Work to do: Pick out every line holding the string "color" and copy it.

[Items from a dataset]

┏━━

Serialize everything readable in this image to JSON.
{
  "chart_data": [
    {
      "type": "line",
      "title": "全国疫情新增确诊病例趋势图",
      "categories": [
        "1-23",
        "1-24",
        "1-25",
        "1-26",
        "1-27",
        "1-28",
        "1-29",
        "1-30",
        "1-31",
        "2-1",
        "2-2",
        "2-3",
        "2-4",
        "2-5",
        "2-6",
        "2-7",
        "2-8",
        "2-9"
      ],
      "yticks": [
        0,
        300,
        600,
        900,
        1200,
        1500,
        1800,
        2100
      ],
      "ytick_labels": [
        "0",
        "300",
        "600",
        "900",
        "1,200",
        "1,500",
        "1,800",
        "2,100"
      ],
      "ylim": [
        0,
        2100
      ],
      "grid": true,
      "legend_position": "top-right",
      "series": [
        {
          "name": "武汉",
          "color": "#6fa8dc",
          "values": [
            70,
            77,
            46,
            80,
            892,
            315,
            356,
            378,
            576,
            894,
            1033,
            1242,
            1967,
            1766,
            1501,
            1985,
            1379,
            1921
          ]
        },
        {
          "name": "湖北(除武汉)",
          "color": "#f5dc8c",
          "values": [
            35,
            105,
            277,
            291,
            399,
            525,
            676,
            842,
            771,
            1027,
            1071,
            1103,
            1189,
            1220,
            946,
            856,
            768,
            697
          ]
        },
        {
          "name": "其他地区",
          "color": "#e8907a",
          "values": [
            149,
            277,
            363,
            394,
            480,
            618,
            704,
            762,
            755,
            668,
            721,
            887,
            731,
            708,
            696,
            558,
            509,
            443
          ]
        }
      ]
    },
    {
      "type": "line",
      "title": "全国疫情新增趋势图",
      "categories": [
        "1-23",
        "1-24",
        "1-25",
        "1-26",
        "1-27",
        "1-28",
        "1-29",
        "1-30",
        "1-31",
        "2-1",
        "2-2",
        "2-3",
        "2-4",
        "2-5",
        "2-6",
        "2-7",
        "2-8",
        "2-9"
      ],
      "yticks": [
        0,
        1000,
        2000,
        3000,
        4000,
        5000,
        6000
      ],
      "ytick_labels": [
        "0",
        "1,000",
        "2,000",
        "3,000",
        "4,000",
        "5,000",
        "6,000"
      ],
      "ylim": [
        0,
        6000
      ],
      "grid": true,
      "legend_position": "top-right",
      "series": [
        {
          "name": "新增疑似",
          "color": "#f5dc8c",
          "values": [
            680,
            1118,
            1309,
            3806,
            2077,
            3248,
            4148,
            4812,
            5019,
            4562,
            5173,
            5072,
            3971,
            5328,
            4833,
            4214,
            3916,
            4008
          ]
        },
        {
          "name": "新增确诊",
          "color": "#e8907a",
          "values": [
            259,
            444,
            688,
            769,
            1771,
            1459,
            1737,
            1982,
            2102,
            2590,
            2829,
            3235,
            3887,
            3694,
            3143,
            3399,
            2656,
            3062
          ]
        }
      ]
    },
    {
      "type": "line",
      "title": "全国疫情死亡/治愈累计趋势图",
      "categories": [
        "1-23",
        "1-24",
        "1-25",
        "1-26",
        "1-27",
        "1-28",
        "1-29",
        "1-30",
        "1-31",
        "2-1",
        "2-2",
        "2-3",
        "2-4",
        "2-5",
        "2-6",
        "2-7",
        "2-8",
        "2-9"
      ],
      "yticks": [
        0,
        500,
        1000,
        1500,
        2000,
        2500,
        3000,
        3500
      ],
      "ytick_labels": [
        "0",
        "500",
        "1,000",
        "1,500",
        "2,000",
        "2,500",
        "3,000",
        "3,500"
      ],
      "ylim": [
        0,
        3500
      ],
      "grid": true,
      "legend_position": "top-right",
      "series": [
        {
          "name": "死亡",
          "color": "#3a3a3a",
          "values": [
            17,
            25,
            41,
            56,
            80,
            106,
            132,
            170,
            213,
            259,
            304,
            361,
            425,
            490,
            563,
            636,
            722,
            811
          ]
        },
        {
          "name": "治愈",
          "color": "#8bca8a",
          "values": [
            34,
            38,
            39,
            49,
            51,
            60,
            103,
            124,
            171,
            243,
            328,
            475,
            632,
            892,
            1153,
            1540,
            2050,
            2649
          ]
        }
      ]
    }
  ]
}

┗━━

Result:
          "color": "#6fa8dc",
          "color": "#f5dc8c",
          "color": "#e8907a",
          "color": "#f5dc8c",
          "color": "#e8907a",
          "color": "#3a3a3a",
          "color": "#8bca8a",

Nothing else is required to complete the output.